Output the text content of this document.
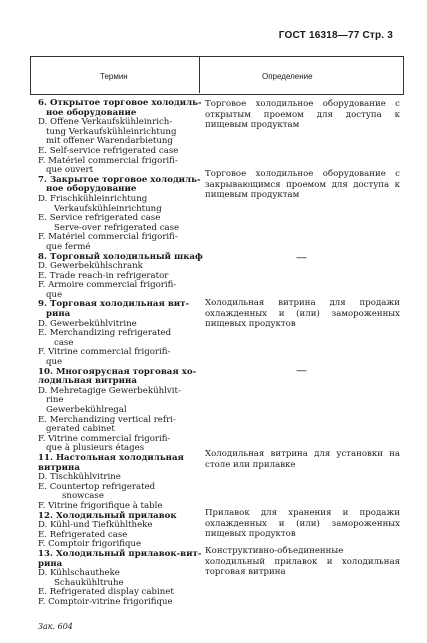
ГОСТ 16318—77 Стр. 3
Термин	Определение
6. Открытое торговое холодиль-
ное оборудование
D. Offene Verkaufskühleinrich-
tung Verkaufskühleinrichtung
mit offener Warendarbietung
E. Self-service refrigerated case
F. Matériel commercial frigorifi-
que ouvert
7. Закрытое торговое холодиль-
ное оборудование
D. Frischkühleinrichtung
Verkaufskühleinrichtung
E. Service refrigerated case
Serve-over refrigerated case
F. Matériel commercial frigorifi-
que fermé
8. Торговый холодильный шкаф
D. Gewerbekühlschrank
E. Trade reach-in refrigerator
F. Armoire commercial frigorifi-
que
9. Торговая холодильная вит-
рина
D. Gewerbekühlvitrine
E. Merchandizing refrigerated
case
F. Vitrine commercial frigorifi-
que
10. Многоярусная торговая хо-
лодильная витрина
D. Mehretagige Gewerbekühlvit-
rine
Gewerbekühlregal
E. Merchandizing vertical refri-
gerated cabinet
F. Vitrine commercial frigorifi-
que à plusieurs étages
11. Настольная холодильная
витрина
D. Tischkühlvitrine
E. Countertop refrigerated
snowcase
F. Vitrine frigorifique à table
12. Холодильный прилавок
D. Kühl-und Tiefkühltheke
E. Refrigerated case
F. Comptoir frigorifique
13. Холодильный прилавок-вит-
рина
D. Kühlschautheke
Schaukühltruhe
E. Refrigerated display cabinet
F. Comptoir-vitrine frigorifique
Торговое холодильное оборудование с открытым проемом для доступа к пищевым продуктам
Торговое холодильное оборудование с закрывающимся проемом для доступа к пищевым продуктам
—
Холодильная витрина для продажи охлажденных и (или) замороженных пищевых продуктов
—
Холодильная витрина для установки на столе или прилавке
Прилавок для хранения и продажи охлажденных и (или) замороженных пищевых продуктов
Конструктивно-объединенные холодильный прилавок и холодильная торговая витрина
Зак. 604
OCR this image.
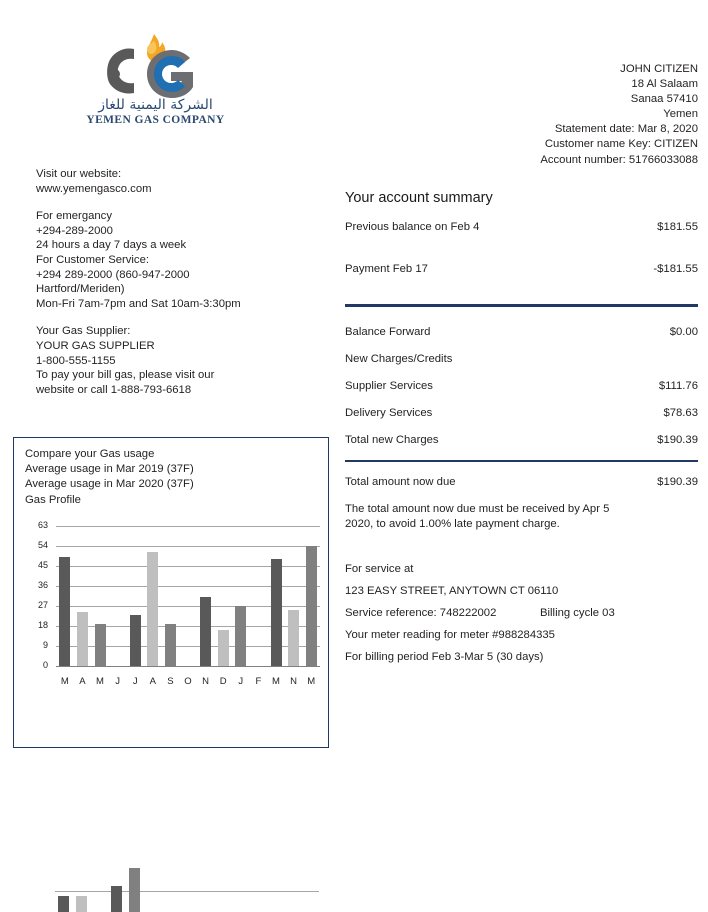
الشركة اليمنية للغاز
YEMEN GAS COMPANY
JOHN CITIZEN
18 Al Salaam
Sanaa 57410
Yemen
Statement date: Mar 8, 2020
Customer name Key: CITIZEN
Account number: 51766033088
Visit our website:
www.yemengasco.com
For emergancy
+294-289-2000
24 hours a day 7 days a week
For Customer Service:
+294 289-2000 (860-947-2000
Hartford/Meriden)
Mon-Fri 7am-7pm and Sat 10am-3:30pm
Your Gas Supplier:
YOUR GAS SUPPLIER
1-800-555-1155
To pay your bill gas, please visit our
website or call 1-888-793-6618
Your account summary
Previous balance on Feb 4	$181.55
Payment Feb 17	-$181.55
Balance Forward	$0.00
New Charges/Credits
Supplier Services	$111.76
Delivery Services	$78.63
Total new Charges	$190.39
Total amount now due	$190.39
The total amount now due must be received by Apr 5
2020, to avoid 1.00% late payment charge.
For service at
123 EASY STREET, ANYTOWN CT 06110
Service reference: 748222002	Billing cycle 03
Your meter reading for meter #988284335
For billing period Feb 3-Mar 5 (30 days)
Compare your Gas usage
Average usage in Mar 2019 (37F)
Average usage in Mar 2020 (37F)
Gas Profile
0
9
18
27
36
45
54
63
M	A	M	J	J	A	S	O	N	D	J	F	M	N	M
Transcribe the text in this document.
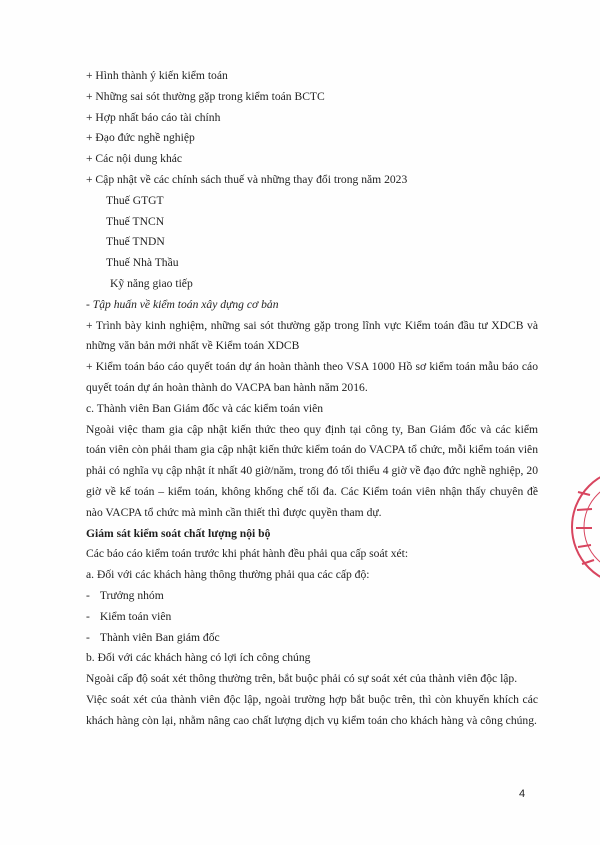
+ Hình thành ý kiến kiểm toán
+ Những sai sót thường gặp trong kiểm toán BCTC
+ Hợp nhất báo cáo tài chính
+ Đạo đức nghề nghiệp
+ Các nội dung khác
+ Cập nhật về các chính sách thuế và những thay đổi trong năm 2023
Thuế GTGT
Thuế TNCN
Thuế TNDN
Thuế Nhà Thầu
Kỹ năng giao tiếp
- Tập huấn về kiểm toán xây dựng cơ bản
+ Trình bày kinh nghiệm, những sai sót thường gặp trong lĩnh vực Kiểm toán đầu tư XDCB và những văn bản mới nhất về Kiểm toán XDCB
+ Kiểm toán báo cáo quyết toán dự án hoàn thành theo VSA 1000 Hồ sơ kiểm toán mẫu báo cáo quyết toán dự án hoàn thành do VACPA ban hành năm 2016.
c. Thành viên Ban Giám đốc và các kiểm toán viên
Ngoài việc tham gia cập nhật kiến thức theo quy định tại công ty, Ban Giám đốc và các kiểm toán viên còn phải tham gia cập nhật kiến thức kiểm toán do VACPA tổ chức, mỗi kiểm toán viên phải có nghĩa vụ cập nhật ít nhất 40 giờ/năm, trong đó tối thiểu 4 giờ về đạo đức nghề nghiệp, 20 giờ về kế toán – kiểm toán, không khống chế tối đa. Các Kiểm toán viên nhận thấy chuyên đề nào VACPA tổ chức mà mình cần thiết thì được quyền tham dự.
Giám sát kiểm soát chất lượng nội bộ
Các báo cáo kiểm toán trước khi phát hành đều phải qua cấp soát xét:
a. Đối với các khách hàng thông thường phải qua các cấp độ:
- Trưởng nhóm
- Kiểm toán viên
- Thành viên Ban giám đốc
b. Đối với các khách hàng có lợi ích công chúng
Ngoài cấp độ soát xét thông thường trên, bắt buộc phải có sự soát xét của thành viên độc lập.
Việc soát xét của thành viên độc lập, ngoài trường hợp bắt buộc trên, thì còn khuyến khích các khách hàng còn lại, nhằm nâng cao chất lượng dịch vụ kiểm toán cho khách hàng và công chúng.
4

_ _ _ _

### REQUIREMENT
Quote every record above exactly, leaving out the pictures.

### EXERCISE RESULT
Output the text content of this document.
ГОСТ 16318—77 Стр. 3
Термин	Определение
6. Открытое торговое холодиль-
ное оборудование
D. Offene Verkaufskühleinrich-
tung Verkaufskühleinrichtung
mit offener Warendarbietung
E. Self-service refrigerated case
F. Matériel commercial frigorifi-
que ouvert
7. Закрытое торговое холодиль-
ное оборудование
D. Frischkühleinrichtung
Verkaufskühleinrichtung
E. Service refrigerated case
Serve-over refrigerated case
F. Matériel commercial frigorifi-
que fermé
8. Торговый холодильный шкаф
D. Gewerbekühlschrank
E. Trade reach-in refrigerator
F. Armoire commercial frigorifi-
que
9. Торговая холодильная вит-
рина
D. Gewerbekühlvitrine
E. Merchandizing refrigerated
case
F. Vitrine commercial frigorifi-
que
10. Многоярусная торговая хо-
лодильная витрина
D. Mehretagige Gewerbekühlvit-
rine
Gewerbekühlregal
E. Merchandizing vertical refri-
gerated cabinet
F. Vitrine commercial frigorifi-
que à plusieurs étages
11. Настольная холодильная
витрина
D. Tischkühlvitrine
E. Countertop refrigerated
snowcase
F. Vitrine frigorifique à table
12. Холодильный прилавок
D. Kühl-und Tiefkühltheke
E. Refrigerated case
F. Comptoir frigorifique
13. Холодильный прилавок-вит-
рина
D. Kühlschautheke
Schaukühltruhe
E. Refrigerated display cabinet
F. Comptoir-vitrine frigorifique
Торговое холодильное оборудование с открытым проемом для доступа к пищевым продуктам
Торговое холодильное оборудование с закрывающимся проемом для доступа к пищевым продуктам
—
Холодильная витрина для продажи охлажденных и (или) замороженных пищевых продуктов
—
Холодильная витрина для установки на столе или прилавке
Прилавок для хранения и продажи охлажденных и (или) замороженных пищевых продуктов
Конструктивно-объединенные холодильный прилавок и холодильная торговая витрина
Зак. 604
OCR this image.
الشركة اليمنية للغاز
YEMEN GAS COMPANY
JOHN CITIZEN
18 Al Salaam
Sanaa 57410
Yemen
Statement date: Mar 8, 2020
Customer name Key: CITIZEN
Account number: 51766033088
Visit our website:
www.yemengasco.com
For emergancy
+294-289-2000
24 hours a day 7 days a week
For Customer Service:
+294 289-2000 (860-947-2000
Hartford/Meriden)
Mon-Fri 7am-7pm and Sat 10am-3:30pm
Your Gas Supplier:
YOUR GAS SUPPLIER
1-800-555-1155
To pay your bill gas, please visit our
website or call 1-888-793-6618
Your account summary
Previous balance on Feb 4	$181.55
Payment Feb 17	-$181.55
Balance Forward	$0.00
New Charges/Credits
Supplier Services	$111.76
Delivery Services	$78.63
Total new Charges	$190.39
Total amount now due	$190.39
The total amount now due must be received by Apr 5
2020, to avoid 1.00% late payment charge.
For service at
123 EASY STREET, ANYTOWN CT 06110
Service reference: 748222002	Billing cycle 03
Your meter reading for meter #988284335
For billing period Feb 3-Mar 5 (30 days)
Compare your Gas usage
Average usage in Mar 2019 (37F)
Average usage in Mar 2020 (37F)
Gas Profile
0
9
18
27
36
45
54
63
M	A	M	J	J	A	S	O	N	D	J	F	M	N	M
Transcribe the text in this document.
+ Hình thành ý kiến kiểm toán
+ Những sai sót thường gặp trong kiểm toán BCTC
+ Hợp nhất báo cáo tài chính
+ Đạo đức nghề nghiệp
+ Các nội dung khác
+ Cập nhật về các chính sách thuế và những thay đổi trong năm 2023
Thuế GTGT
Thuế TNCN
Thuế TNDN
Thuế Nhà Thầu
Kỹ năng giao tiếp
- Tập huấn về kiểm toán xây dựng cơ bản
+ Trình bày kinh nghiệm, những sai sót thường gặp trong lĩnh vực Kiểm toán đầu tư XDCB và những văn bản mới nhất về Kiểm toán XDCB
+ Kiểm toán báo cáo quyết toán dự án hoàn thành theo VSA 1000 Hồ sơ kiểm toán mẫu báo cáo quyết toán dự án hoàn thành do VACPA ban hành năm 2016.
c. Thành viên Ban Giám đốc và các kiểm toán viên
Ngoài việc tham gia cập nhật kiến thức theo quy định tại công ty, Ban Giám đốc và các kiểm toán viên còn phải tham gia cập nhật kiến thức kiểm toán do VACPA tổ chức, mỗi kiểm toán viên phải có nghĩa vụ cập nhật ít nhất 40 giờ/năm, trong đó tối thiểu 4 giờ về đạo đức nghề nghiệp, 20 giờ về kế toán – kiểm toán, không khống chế tối đa. Các Kiểm toán viên nhận thấy chuyên đề nào VACPA tổ chức mà mình cần thiết thì được quyền tham dự.
Giám sát kiểm soát chất lượng nội bộ
Các báo cáo kiểm toán trước khi phát hành đều phải qua cấp soát xét:
a. Đối với các khách hàng thông thường phải qua các cấp độ:
- Trưởng nhóm
- Kiểm toán viên
- Thành viên Ban giám đốc
b. Đối với các khách hàng có lợi ích công chúng
Ngoài cấp độ soát xét thông thường trên, bắt buộc phải có sự soát xét của thành viên độc lập.
Việc soát xét của thành viên độc lập, ngoài trường hợp bắt buộc trên, thì còn khuyến khích các khách hàng còn lại, nhằm nâng cao chất lượng dịch vụ kiểm toán cho khách hàng và công chúng.
4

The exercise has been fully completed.